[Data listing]
════════════════

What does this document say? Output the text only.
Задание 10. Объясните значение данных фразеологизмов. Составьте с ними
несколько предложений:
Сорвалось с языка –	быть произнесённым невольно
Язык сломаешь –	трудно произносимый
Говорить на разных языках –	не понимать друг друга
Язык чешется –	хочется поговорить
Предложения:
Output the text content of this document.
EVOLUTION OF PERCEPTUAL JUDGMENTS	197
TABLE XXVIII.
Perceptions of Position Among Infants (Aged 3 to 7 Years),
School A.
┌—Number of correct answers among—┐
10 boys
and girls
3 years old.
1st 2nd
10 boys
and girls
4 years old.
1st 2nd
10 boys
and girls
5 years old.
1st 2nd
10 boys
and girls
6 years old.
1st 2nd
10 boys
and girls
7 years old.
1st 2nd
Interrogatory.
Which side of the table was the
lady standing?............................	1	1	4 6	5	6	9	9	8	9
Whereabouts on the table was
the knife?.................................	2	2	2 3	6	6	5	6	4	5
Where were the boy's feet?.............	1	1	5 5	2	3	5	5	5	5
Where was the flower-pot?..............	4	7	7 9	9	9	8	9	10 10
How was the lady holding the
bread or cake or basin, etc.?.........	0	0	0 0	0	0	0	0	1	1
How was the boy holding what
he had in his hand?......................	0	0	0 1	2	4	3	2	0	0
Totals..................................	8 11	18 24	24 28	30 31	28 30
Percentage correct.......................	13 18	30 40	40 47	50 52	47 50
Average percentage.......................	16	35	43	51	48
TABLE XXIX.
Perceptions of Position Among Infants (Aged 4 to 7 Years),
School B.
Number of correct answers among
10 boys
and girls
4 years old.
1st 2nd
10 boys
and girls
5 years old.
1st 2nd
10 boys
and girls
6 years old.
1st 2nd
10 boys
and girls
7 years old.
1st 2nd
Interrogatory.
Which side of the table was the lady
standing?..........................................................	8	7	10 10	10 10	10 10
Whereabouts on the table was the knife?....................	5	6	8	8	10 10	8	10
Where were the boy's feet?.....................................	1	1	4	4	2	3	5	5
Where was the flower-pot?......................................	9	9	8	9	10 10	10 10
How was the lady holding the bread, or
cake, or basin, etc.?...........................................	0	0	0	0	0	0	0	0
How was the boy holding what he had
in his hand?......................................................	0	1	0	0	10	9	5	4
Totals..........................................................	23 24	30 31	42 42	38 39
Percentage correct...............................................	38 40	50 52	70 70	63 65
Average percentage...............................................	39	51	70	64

════════════════

EXERCISE GOAL
Copy all lines from the listing that contain "flower".

ANSWER TO THE PROBLEM
Where was the flower-pot?..............	4	7	7 9	9	9	8	9	10 10
Where was the flower-pot?......................................	9	9	8	9	10 10	10 10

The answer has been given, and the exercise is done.